§ **Stated problem**
Reply with one number: the count of lines in the records below that hold "Bottom".

§ **The data**
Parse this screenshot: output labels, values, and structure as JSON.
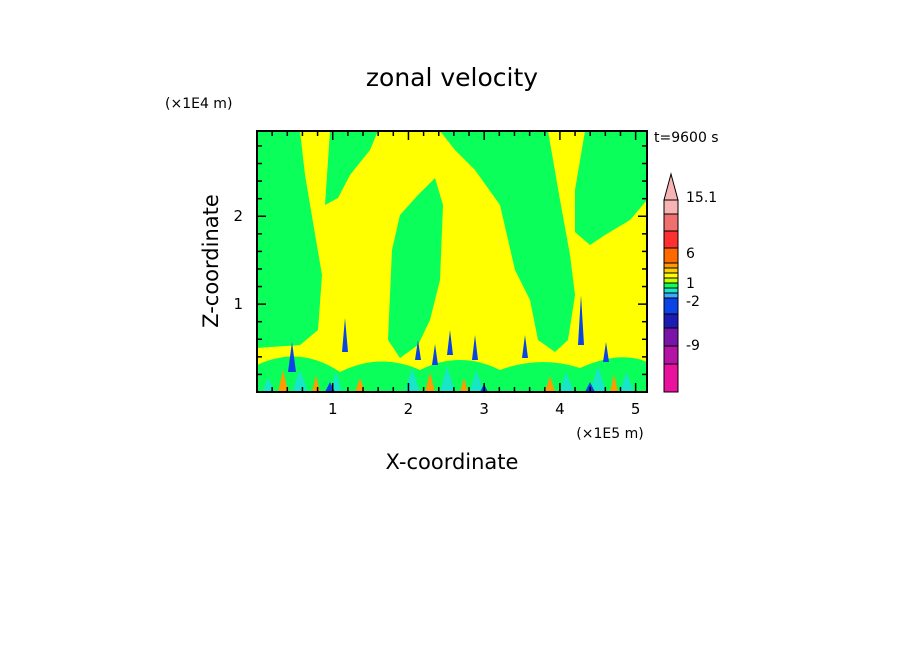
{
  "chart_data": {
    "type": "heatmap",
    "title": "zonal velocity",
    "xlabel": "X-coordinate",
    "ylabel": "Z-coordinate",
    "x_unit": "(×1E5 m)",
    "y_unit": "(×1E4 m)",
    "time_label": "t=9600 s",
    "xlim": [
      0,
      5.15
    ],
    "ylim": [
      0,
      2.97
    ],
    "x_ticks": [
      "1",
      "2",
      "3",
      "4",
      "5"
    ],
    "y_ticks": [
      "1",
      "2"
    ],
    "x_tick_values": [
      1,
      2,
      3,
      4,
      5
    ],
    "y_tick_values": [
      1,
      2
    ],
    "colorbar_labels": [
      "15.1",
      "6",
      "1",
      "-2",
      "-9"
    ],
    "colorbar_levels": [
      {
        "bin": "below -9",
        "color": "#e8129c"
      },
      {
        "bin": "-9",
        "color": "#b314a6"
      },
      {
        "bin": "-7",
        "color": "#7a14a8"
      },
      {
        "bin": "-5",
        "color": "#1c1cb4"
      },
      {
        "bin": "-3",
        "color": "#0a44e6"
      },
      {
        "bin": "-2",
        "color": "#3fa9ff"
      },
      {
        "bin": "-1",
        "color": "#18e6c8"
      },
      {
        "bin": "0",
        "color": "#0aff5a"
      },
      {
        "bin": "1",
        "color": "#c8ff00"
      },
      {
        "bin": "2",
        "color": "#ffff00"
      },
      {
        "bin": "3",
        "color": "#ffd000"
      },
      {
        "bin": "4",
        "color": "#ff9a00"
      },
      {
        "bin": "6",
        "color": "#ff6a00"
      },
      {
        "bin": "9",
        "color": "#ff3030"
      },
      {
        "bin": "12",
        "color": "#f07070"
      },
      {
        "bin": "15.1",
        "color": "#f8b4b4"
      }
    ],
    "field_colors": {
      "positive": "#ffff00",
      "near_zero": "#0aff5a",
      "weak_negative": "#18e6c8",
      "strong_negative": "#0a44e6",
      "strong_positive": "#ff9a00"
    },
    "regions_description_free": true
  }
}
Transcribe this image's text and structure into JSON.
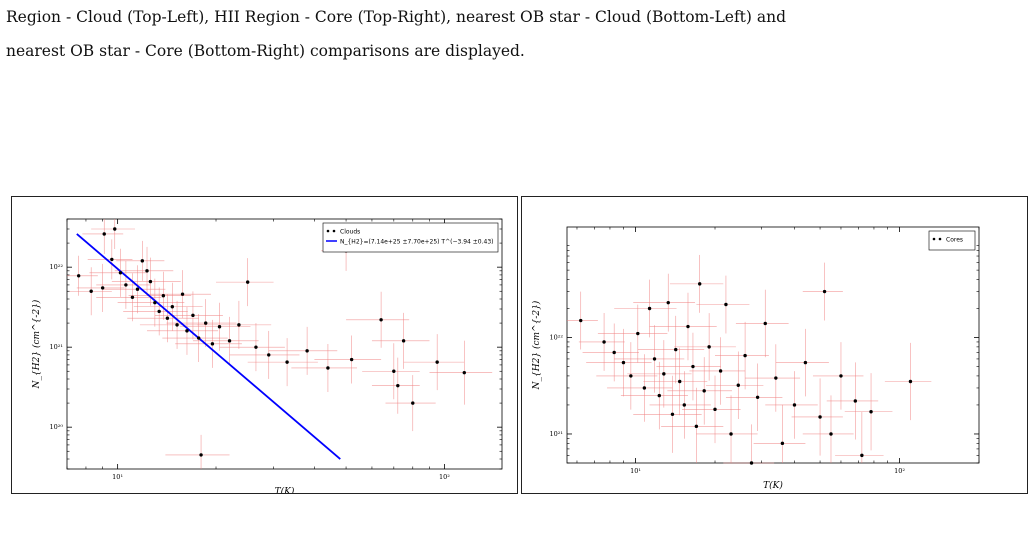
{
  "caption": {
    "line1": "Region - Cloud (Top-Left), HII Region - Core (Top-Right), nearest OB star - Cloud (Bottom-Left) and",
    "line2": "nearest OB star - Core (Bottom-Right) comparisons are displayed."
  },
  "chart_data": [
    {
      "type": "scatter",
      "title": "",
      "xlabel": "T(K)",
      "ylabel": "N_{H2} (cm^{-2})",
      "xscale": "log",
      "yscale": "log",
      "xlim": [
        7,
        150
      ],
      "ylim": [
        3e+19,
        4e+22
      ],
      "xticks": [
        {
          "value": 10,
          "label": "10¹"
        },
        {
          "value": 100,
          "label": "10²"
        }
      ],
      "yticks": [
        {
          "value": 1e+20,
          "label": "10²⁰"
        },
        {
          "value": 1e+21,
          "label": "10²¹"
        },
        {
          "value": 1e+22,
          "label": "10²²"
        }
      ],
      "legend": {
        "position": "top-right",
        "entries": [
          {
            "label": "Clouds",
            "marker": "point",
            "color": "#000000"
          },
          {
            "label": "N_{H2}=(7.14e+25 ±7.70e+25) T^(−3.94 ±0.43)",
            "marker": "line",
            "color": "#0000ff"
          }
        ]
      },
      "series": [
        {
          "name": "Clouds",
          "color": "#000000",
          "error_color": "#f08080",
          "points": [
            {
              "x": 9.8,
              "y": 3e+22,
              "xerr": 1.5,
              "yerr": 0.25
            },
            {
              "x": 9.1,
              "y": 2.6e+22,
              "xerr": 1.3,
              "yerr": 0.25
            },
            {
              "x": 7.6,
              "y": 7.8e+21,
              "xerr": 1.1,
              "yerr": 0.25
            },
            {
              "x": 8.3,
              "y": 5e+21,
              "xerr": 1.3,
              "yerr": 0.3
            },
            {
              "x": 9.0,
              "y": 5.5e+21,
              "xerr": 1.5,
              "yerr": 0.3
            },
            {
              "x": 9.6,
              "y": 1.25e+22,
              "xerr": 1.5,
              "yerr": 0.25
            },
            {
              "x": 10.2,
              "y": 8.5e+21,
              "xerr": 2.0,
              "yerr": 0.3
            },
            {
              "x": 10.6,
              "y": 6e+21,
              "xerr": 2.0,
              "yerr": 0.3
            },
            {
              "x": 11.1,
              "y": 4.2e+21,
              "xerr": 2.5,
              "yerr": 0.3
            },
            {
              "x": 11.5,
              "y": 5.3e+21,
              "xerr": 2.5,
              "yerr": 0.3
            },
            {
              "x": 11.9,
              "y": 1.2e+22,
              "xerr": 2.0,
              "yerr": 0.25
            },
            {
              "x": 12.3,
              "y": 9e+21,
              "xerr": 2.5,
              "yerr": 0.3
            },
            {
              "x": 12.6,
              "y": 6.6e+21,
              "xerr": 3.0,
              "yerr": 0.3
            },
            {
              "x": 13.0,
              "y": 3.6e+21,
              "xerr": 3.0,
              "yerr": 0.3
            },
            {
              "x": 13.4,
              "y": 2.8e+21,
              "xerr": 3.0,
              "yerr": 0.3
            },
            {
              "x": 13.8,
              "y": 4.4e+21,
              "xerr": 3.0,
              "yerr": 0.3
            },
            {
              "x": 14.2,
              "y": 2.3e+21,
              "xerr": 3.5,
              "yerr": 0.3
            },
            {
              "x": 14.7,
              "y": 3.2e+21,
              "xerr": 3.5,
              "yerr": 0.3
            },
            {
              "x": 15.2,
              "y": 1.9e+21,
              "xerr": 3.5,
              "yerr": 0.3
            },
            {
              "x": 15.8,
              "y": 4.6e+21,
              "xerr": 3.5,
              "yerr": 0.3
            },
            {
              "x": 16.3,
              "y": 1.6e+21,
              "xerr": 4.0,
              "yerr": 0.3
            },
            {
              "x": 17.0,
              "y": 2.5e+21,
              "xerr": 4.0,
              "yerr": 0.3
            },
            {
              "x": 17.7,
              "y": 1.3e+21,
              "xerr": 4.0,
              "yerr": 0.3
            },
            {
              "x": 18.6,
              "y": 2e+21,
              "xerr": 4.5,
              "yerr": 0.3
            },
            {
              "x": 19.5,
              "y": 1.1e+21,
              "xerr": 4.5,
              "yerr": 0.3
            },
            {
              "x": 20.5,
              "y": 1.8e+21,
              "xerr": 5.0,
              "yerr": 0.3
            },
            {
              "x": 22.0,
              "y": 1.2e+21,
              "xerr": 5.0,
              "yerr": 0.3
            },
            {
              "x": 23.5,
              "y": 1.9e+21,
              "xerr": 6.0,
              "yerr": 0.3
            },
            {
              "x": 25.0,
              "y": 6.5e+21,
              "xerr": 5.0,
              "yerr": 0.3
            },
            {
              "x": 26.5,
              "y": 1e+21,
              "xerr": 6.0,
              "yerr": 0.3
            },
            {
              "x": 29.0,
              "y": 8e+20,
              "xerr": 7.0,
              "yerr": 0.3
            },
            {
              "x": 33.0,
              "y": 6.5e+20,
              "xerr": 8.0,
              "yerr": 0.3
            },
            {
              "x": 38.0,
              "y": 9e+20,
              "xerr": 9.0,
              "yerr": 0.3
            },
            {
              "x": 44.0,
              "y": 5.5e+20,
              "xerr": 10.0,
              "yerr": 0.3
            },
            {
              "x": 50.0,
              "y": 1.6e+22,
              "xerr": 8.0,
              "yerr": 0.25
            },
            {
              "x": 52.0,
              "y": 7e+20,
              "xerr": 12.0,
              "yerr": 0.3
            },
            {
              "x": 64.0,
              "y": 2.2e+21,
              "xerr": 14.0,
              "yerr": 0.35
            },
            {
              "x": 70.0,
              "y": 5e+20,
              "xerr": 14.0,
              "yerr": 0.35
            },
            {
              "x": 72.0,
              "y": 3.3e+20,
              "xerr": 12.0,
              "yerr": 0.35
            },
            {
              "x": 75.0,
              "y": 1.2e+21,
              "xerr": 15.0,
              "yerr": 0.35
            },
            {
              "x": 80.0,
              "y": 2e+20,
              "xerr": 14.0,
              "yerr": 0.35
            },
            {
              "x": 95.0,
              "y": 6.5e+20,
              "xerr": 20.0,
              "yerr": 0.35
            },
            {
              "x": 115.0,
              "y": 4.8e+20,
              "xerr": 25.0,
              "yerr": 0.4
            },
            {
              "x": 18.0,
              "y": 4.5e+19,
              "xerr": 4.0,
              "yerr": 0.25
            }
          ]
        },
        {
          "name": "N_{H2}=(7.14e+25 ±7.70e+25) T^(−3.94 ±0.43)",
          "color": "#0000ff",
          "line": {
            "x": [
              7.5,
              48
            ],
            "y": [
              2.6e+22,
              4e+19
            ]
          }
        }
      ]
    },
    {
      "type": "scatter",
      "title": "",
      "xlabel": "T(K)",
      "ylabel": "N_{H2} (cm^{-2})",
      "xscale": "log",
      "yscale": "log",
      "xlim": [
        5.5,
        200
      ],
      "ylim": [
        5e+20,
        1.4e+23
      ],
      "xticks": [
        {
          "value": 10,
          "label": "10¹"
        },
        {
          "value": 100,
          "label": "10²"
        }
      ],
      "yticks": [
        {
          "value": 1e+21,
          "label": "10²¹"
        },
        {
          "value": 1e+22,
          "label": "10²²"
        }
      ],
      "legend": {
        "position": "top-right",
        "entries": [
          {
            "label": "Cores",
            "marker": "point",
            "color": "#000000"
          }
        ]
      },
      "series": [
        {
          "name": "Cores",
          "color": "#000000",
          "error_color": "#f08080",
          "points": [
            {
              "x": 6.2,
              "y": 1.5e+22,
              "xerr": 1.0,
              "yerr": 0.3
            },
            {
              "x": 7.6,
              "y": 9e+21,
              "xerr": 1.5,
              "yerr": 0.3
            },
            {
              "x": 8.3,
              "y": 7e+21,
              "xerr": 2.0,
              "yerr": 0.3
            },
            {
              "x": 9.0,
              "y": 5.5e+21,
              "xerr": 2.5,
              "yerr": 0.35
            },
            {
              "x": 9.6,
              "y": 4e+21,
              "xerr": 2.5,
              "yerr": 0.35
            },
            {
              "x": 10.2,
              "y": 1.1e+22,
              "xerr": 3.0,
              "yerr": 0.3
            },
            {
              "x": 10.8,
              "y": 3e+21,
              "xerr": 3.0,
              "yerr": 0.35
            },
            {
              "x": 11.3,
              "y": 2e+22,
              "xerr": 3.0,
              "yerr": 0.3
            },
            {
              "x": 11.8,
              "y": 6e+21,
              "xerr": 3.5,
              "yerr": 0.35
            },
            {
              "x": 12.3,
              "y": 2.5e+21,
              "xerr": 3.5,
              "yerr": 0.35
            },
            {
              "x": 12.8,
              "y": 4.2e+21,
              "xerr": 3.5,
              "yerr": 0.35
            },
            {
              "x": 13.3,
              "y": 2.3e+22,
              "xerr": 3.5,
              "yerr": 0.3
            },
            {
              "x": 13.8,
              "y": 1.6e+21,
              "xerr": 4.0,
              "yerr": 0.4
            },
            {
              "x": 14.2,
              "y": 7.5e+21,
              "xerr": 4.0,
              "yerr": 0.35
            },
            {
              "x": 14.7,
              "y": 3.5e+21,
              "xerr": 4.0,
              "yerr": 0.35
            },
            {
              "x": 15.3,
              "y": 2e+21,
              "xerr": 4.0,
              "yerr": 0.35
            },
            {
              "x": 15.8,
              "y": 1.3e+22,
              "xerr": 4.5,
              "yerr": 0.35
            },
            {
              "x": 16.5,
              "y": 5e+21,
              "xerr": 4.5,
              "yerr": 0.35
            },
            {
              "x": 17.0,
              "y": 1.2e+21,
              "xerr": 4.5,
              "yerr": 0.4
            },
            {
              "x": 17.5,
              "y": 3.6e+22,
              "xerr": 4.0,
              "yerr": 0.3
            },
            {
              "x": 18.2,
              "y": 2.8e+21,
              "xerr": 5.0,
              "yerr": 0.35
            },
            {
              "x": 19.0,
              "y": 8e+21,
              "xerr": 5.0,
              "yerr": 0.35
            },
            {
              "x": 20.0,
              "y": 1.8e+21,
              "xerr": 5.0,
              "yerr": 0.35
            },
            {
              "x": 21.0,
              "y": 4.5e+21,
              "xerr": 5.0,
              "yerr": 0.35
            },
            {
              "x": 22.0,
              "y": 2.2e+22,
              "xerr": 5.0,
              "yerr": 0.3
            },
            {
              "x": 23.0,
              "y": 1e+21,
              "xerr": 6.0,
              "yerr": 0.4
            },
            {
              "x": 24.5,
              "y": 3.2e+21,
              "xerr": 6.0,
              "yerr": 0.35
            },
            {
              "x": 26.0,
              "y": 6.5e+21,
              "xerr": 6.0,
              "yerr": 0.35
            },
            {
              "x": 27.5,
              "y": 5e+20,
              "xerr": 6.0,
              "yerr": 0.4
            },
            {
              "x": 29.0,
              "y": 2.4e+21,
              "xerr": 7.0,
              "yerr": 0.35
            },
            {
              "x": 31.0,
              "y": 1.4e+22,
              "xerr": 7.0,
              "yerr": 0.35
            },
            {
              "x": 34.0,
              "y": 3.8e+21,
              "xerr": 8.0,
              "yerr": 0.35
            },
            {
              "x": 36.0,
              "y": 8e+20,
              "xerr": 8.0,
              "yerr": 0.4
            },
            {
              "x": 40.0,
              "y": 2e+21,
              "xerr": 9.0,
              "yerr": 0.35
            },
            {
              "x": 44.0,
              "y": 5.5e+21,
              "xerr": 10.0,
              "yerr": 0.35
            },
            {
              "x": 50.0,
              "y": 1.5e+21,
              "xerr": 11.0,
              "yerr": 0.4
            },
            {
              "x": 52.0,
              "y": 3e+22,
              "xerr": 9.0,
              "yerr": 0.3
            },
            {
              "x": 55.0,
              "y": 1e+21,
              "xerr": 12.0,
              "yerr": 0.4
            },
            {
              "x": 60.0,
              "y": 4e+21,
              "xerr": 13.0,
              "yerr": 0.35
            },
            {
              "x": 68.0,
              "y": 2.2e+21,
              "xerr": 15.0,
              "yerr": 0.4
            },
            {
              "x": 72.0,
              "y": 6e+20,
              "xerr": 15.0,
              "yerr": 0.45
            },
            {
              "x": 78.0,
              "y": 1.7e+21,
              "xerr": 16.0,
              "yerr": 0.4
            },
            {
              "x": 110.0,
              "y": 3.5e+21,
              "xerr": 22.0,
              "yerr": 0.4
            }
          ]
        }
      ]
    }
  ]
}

§ **Output for this exercise**
2